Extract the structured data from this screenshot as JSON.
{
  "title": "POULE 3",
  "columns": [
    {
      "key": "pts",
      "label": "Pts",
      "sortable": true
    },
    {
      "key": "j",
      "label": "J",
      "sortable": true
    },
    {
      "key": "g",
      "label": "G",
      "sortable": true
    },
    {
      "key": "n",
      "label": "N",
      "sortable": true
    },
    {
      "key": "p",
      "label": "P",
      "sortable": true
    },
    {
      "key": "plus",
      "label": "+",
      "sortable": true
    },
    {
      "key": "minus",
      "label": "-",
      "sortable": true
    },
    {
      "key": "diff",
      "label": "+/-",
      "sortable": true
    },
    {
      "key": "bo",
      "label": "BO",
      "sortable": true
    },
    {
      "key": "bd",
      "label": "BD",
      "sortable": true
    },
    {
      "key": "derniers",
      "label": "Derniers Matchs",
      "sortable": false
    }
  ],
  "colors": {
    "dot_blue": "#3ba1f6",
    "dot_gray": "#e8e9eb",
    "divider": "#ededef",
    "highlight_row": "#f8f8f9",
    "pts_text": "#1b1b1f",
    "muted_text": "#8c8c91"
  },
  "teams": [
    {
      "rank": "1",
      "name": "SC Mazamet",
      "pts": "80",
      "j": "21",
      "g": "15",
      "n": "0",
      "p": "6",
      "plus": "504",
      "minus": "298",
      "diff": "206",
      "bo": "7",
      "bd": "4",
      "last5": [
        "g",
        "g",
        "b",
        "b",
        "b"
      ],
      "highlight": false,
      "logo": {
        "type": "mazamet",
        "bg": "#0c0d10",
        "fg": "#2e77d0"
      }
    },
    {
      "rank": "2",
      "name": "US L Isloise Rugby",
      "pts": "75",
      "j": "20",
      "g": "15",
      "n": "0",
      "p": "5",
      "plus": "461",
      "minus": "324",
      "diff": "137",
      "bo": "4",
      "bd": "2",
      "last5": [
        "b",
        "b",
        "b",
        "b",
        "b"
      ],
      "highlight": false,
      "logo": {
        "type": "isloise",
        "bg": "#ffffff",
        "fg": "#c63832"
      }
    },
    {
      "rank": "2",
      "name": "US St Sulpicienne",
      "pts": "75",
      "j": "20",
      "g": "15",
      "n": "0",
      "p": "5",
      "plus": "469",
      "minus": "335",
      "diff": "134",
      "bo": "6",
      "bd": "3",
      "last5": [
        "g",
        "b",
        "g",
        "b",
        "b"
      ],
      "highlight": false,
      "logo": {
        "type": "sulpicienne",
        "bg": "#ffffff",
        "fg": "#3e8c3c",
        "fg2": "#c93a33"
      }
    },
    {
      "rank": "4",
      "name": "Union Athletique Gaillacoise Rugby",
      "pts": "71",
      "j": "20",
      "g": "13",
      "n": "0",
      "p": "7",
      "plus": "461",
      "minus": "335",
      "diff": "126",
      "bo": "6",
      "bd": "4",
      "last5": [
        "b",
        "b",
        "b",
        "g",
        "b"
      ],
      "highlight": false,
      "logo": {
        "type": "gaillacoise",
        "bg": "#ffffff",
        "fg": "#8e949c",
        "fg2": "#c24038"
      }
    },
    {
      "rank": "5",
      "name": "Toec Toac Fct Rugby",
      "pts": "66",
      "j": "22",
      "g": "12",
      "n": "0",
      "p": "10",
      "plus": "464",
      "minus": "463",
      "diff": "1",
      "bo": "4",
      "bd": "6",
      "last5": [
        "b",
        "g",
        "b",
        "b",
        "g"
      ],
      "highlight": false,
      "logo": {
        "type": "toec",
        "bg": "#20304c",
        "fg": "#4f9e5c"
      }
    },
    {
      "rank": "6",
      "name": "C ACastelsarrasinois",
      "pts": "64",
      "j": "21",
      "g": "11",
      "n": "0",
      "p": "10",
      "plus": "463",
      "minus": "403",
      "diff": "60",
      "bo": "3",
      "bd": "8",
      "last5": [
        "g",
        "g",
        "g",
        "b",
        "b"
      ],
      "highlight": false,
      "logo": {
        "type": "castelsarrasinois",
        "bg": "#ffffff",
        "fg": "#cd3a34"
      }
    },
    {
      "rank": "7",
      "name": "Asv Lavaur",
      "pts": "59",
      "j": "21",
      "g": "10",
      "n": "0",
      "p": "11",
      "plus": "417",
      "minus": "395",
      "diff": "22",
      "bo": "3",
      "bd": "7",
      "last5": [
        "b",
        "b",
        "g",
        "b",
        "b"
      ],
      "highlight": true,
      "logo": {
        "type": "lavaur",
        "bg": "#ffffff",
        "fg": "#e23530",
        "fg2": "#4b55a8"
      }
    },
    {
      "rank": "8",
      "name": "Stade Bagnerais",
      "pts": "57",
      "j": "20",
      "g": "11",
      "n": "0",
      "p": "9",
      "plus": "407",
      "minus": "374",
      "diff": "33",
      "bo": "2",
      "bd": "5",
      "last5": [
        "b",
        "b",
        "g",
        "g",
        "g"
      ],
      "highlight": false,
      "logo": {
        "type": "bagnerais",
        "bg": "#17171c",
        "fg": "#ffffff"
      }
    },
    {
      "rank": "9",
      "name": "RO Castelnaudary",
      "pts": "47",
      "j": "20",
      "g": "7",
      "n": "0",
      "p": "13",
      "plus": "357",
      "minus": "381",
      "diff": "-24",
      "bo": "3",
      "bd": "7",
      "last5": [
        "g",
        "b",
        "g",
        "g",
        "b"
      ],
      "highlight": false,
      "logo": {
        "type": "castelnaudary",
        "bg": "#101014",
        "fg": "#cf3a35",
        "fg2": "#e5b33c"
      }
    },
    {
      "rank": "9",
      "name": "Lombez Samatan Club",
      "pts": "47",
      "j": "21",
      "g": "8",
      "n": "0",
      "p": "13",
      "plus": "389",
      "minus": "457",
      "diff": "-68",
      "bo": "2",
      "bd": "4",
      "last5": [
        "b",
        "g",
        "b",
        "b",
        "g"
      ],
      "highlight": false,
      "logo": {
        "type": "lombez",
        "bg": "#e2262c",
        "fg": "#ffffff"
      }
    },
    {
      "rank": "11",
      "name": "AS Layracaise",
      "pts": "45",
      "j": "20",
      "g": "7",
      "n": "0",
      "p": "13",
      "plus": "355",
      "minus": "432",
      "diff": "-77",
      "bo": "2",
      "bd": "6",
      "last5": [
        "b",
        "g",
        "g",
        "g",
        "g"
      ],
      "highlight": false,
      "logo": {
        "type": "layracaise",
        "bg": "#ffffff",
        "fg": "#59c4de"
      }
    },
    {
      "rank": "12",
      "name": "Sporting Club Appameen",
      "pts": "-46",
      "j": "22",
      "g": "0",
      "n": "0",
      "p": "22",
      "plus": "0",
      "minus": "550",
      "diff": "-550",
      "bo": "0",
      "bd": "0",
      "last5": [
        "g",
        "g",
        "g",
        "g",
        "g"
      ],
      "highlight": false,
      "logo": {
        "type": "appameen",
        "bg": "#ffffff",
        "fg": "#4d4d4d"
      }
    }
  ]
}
== == ==
• [Exercise prompt]
Every record should be given again exactly.

• [Task solution]
Extract the structured data from this screenshot as JSON.
{
  "title": "POULE 3",
  "columns": [
    {
      "key": "pts",
      "label": "Pts",
      "sortable": true
    },
    {
      "key": "j",
      "label": "J",
      "sortable": true
    },
    {
      "key": "g",
      "label": "G",
      "sortable": true
    },
    {
      "key": "n",
      "label": "N",
      "sortable": true
    },
    {
      "key": "p",
      "label": "P",
      "sortable": true
    },
    {
      "key": "plus",
      "label": "+",
      "sortable": true
    },
    {
      "key": "minus",
      "label": "-",
      "sortable": true
    },
    {
      "key": "diff",
      "label": "+/-",
      "sortable": true
    },
    {
      "key": "bo",
      "label": "BO",
      "sortable": true
    },
    {
      "key": "bd",
      "label": "BD",
      "sortable": true
    },
    {
      "key": "derniers",
      "label": "Derniers Matchs",
      "sortable": false
    }
  ],
  "colors": {
    "dot_blue": "#3ba1f6",
    "dot_gray": "#e8e9eb",
    "divider": "#ededef",
    "highlight_row": "#f8f8f9",
    "pts_text": "#1b1b1f",
    "muted_text": "#8c8c91"
  },
  "teams": [
    {
      "rank": "1",
      "name": "SC Mazamet",
      "pts": "80",
      "j": "21",
      "g": "15",
      "n": "0",
      "p": "6",
      "plus": "504",
      "minus": "298",
      "diff": "206",
      "bo": "7",
      "bd": "4",
      "last5": [
        "g",
        "g",
        "b",
        "b",
        "b"
      ],
      "highlight": false,
      "logo": {
        "type": "mazamet",
        "bg": "#0c0d10",
        "fg": "#2e77d0"
      }
    },
    {
      "rank": "2",
      "name": "US L Isloise Rugby",
      "pts": "75",
      "j": "20",
      "g": "15",
      "n": "0",
      "p": "5",
      "plus": "461",
      "minus": "324",
      "diff": "137",
      "bo": "4",
      "bd": "2",
      "last5": [
        "b",
        "b",
        "b",
        "b",
        "b"
      ],
      "highlight": false,
      "logo": {
        "type": "isloise",
        "bg": "#ffffff",
        "fg": "#c63832"
      }
    },
    {
      "rank": "2",
      "name": "US St Sulpicienne",
      "pts": "75",
      "j": "20",
      "g": "15",
      "n": "0",
      "p": "5",
      "plus": "469",
      "minus": "335",
      "diff": "134",
      "bo": "6",
      "bd": "3",
      "last5": [
        "g",
        "b",
        "g",
        "b",
        "b"
      ],
      "highlight": false,
      "logo": {
        "type": "sulpicienne",
        "bg": "#ffffff",
        "fg": "#3e8c3c",
        "fg2": "#c93a33"
      }
    },
    {
      "rank": "4",
      "name": "Union Athletique Gaillacoise Rugby",
      "pts": "71",
      "j": "20",
      "g": "13",
      "n": "0",
      "p": "7",
      "plus": "461",
      "minus": "335",
      "diff": "126",
      "bo": "6",
      "bd": "4",
      "last5": [
        "b",
        "b",
        "b",
        "g",
        "b"
      ],
      "highlight": false,
      "logo": {
        "type": "gaillacoise",
        "bg": "#ffffff",
        "fg": "#8e949c",
        "fg2": "#c24038"
      }
    },
    {
      "rank": "5",
      "name": "Toec Toac Fct Rugby",
      "pts": "66",
      "j": "22",
      "g": "12",
      "n": "0",
      "p": "10",
      "plus": "464",
      "minus": "463",
      "diff": "1",
      "bo": "4",
      "bd": "6",
      "last5": [
        "b",
        "g",
        "b",
        "b",
        "g"
      ],
      "highlight": false,
      "logo": {
        "type": "toec",
        "bg": "#20304c",
        "fg": "#4f9e5c"
      }
    },
    {
      "rank": "6",
      "name": "C ACastelsarrasinois",
      "pts": "64",
      "j": "21",
      "g": "11",
      "n": "0",
      "p": "10",
      "plus": "463",
      "minus": "403",
      "diff": "60",
      "bo": "3",
      "bd": "8",
      "last5": [
        "g",
        "g",
        "g",
        "b",
        "b"
      ],
      "highlight": false,
      "logo": {
        "type": "castelsarrasinois",
        "bg": "#ffffff",
        "fg": "#cd3a34"
      }
    },
    {
      "rank": "7",
      "name": "Asv Lavaur",
      "pts": "59",
      "j": "21",
      "g": "10",
      "n": "0",
      "p": "11",
      "plus": "417",
      "minus": "395",
      "diff": "22",
      "bo": "3",
      "bd": "7",
      "last5": [
        "b",
        "b",
        "g",
        "b",
        "b"
      ],
      "highlight": true,
      "logo": {
        "type": "lavaur",
        "bg": "#ffffff",
        "fg": "#e23530",
        "fg2": "#4b55a8"
      }
    },
    {
      "rank": "8",
      "name": "Stade Bagnerais",
      "pts": "57",
      "j": "20",
      "g": "11",
      "n": "0",
      "p": "9",
      "plus": "407",
      "minus": "374",
      "diff": "33",
      "bo": "2",
      "bd": "5",
      "last5": [
        "b",
        "b",
        "g",
        "g",
        "g"
      ],
      "highlight": false,
      "logo": {
        "type": "bagnerais",
        "bg": "#17171c",
        "fg": "#ffffff"
      }
    },
    {
      "rank": "9",
      "name": "RO Castelnaudary",
      "pts": "47",
      "j": "20",
      "g": "7",
      "n": "0",
      "p": "13",
      "plus": "357",
      "minus": "381",
      "diff": "-24",
      "bo": "3",
      "bd": "7",
      "last5": [
        "g",
        "b",
        "g",
        "g",
        "b"
      ],
      "highlight": false,
      "logo": {
        "type": "castelnaudary",
        "bg": "#101014",
        "fg": "#cf3a35",
        "fg2": "#e5b33c"
      }
    },
    {
      "rank": "9",
      "name": "Lombez Samatan Club",
      "pts": "47",
      "j": "21",
      "g": "8",
      "n": "0",
      "p": "13",
      "plus": "389",
      "minus": "457",
      "diff": "-68",
      "bo": "2",
      "bd": "4",
      "last5": [
        "b",
        "g",
        "b",
        "b",
        "g"
      ],
      "highlight": false,
      "logo": {
        "type": "lombez",
        "bg": "#e2262c",
        "fg": "#ffffff"
      }
    },
    {
      "rank": "11",
      "name": "AS Layracaise",
      "pts": "45",
      "j": "20",
      "g": "7",
      "n": "0",
      "p": "13",
      "plus": "355",
      "minus": "432",
      "diff": "-77",
      "bo": "2",
      "bd": "6",
      "last5": [
        "b",
        "g",
        "g",
        "g",
        "g"
      ],
      "highlight": false,
      "logo": {
        "type": "layracaise",
        "bg": "#ffffff",
        "fg": "#59c4de"
      }
    },
    {
      "rank": "12",
      "name": "Sporting Club Appameen",
      "pts": "-46",
      "j": "22",
      "g": "0",
      "n": "0",
      "p": "22",
      "plus": "0",
      "minus": "550",
      "diff": "-550",
      "bo": "0",
      "bd": "0",
      "last5": [
        "g",
        "g",
        "g",
        "g",
        "g"
      ],
      "highlight": false,
      "logo": {
        "type": "appameen",
        "bg": "#ffffff",
        "fg": "#4d4d4d"
      }
    }
  ]
}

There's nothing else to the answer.